• **Stored rows**:
---
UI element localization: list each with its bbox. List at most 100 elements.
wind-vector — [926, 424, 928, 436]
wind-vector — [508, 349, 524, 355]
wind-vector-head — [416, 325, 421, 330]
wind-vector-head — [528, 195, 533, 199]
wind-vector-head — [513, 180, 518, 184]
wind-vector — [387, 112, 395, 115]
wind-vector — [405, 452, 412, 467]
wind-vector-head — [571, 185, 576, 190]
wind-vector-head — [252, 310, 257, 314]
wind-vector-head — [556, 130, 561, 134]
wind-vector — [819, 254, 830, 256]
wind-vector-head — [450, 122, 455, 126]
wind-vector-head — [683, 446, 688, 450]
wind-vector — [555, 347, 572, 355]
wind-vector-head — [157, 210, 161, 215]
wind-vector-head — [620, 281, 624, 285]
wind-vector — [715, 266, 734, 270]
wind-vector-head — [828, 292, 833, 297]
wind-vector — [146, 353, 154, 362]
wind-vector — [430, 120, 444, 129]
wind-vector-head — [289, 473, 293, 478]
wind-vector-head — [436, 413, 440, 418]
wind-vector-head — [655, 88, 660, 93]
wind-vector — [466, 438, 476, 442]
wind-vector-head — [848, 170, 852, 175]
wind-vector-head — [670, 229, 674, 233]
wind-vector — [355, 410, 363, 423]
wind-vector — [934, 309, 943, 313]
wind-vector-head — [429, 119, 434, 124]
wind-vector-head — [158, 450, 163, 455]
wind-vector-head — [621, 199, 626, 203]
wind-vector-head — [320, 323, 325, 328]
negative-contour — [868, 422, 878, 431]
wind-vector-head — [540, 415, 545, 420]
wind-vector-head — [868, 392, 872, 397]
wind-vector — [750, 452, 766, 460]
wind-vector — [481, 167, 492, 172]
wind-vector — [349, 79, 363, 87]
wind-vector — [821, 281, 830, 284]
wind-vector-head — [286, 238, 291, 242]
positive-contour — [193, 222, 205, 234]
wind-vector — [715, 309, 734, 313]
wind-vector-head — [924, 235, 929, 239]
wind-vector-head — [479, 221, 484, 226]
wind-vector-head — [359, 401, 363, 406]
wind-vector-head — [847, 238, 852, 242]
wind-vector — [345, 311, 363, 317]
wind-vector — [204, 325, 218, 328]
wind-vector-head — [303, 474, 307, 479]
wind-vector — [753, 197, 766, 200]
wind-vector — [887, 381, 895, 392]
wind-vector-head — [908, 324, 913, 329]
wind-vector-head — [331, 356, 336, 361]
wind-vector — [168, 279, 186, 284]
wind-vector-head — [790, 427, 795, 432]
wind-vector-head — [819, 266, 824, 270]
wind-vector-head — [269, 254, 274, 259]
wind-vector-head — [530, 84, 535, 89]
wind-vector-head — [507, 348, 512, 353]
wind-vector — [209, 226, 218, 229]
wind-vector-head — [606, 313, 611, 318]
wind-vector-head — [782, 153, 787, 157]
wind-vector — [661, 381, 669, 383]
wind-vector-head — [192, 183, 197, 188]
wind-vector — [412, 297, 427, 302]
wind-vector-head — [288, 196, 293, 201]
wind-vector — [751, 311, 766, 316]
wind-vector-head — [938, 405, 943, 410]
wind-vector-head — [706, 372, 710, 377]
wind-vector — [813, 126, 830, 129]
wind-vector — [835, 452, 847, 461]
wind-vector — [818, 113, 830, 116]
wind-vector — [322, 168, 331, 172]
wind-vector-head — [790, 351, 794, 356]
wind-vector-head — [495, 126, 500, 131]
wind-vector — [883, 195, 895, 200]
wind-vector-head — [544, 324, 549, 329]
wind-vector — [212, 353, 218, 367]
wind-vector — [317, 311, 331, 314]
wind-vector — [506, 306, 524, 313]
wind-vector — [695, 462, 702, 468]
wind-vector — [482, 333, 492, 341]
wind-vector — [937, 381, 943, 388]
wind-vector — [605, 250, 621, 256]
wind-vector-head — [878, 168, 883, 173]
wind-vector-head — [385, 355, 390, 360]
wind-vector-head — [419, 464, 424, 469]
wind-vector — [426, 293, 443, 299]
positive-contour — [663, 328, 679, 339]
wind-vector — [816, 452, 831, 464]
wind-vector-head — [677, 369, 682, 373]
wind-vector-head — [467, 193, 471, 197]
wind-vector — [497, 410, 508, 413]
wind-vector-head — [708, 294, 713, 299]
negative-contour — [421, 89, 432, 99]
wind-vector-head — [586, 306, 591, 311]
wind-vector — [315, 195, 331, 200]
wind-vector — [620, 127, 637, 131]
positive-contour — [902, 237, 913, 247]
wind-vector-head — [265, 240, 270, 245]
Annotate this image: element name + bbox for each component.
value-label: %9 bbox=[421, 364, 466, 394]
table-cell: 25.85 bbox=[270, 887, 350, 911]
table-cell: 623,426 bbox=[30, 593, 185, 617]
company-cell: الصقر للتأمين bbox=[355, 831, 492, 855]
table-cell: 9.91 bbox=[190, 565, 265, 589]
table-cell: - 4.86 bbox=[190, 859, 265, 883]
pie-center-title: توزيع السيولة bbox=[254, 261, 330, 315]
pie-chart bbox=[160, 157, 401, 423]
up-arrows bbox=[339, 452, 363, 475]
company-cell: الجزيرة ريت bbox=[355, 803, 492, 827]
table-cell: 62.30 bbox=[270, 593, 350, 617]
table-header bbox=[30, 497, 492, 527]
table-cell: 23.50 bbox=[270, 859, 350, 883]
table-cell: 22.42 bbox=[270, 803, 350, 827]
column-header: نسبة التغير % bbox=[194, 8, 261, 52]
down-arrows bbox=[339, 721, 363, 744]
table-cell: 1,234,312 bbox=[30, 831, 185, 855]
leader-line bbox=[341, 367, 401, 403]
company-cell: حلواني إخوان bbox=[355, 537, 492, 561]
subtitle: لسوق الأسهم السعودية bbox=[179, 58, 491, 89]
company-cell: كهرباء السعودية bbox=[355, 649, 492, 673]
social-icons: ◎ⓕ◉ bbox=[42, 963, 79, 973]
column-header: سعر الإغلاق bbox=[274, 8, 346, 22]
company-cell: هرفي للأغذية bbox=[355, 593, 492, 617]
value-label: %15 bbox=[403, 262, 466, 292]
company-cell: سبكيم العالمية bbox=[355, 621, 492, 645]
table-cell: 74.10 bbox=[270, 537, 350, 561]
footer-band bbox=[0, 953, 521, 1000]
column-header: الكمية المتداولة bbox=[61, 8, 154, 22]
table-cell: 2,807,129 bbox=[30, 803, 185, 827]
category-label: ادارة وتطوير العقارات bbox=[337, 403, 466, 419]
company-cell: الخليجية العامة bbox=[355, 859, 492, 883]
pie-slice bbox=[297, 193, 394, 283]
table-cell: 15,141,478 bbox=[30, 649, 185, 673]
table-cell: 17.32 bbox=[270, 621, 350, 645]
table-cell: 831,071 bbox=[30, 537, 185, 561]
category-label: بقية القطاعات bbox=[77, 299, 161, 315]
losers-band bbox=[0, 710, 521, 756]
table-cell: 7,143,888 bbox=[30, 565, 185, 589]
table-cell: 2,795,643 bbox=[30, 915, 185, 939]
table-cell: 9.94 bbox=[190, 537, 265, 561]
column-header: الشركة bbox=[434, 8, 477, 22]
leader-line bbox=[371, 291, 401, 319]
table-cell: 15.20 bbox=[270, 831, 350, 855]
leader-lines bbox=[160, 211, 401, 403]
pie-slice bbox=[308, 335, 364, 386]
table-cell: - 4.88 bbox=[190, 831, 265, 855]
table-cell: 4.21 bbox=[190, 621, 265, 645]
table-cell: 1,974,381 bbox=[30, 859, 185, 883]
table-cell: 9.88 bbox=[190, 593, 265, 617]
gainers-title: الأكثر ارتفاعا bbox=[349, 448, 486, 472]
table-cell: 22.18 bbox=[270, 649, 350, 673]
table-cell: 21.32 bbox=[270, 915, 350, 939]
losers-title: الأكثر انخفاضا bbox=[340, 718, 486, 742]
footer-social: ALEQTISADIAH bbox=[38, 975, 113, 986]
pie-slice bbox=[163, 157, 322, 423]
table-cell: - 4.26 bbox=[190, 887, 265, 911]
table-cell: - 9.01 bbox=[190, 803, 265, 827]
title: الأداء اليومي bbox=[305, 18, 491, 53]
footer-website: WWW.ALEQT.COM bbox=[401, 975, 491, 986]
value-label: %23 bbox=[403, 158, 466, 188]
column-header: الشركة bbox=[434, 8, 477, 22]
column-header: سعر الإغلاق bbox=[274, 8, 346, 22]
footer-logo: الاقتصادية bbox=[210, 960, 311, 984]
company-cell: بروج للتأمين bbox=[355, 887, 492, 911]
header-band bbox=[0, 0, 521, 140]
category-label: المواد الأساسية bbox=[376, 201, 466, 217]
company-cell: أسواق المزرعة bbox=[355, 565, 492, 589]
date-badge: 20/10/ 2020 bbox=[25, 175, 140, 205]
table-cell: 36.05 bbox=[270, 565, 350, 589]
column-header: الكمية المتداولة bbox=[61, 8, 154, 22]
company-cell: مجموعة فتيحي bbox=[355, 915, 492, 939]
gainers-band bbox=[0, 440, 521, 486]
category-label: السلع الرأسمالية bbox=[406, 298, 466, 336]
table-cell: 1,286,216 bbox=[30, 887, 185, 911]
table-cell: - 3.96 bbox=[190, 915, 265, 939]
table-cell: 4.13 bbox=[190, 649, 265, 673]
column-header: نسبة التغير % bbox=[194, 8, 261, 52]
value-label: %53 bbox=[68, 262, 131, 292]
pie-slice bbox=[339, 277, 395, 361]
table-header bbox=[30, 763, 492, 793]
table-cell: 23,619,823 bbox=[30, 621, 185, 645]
---
Retype the records, without any change, from their first line through the line containing "wind-vector — [555, 347, 572, 355]", including both of those lines.

• **Reply**:
UI element localization: list each with its bbox. List at most 100 elements.
wind-vector — [926, 424, 928, 436]
wind-vector — [508, 349, 524, 355]
wind-vector-head — [416, 325, 421, 330]
wind-vector-head — [528, 195, 533, 199]
wind-vector-head — [513, 180, 518, 184]
wind-vector — [387, 112, 395, 115]
wind-vector — [405, 452, 412, 467]
wind-vector-head — [571, 185, 576, 190]
wind-vector-head — [252, 310, 257, 314]
wind-vector-head — [556, 130, 561, 134]
wind-vector — [819, 254, 830, 256]
wind-vector-head — [450, 122, 455, 126]
wind-vector-head — [683, 446, 688, 450]
wind-vector — [555, 347, 572, 355]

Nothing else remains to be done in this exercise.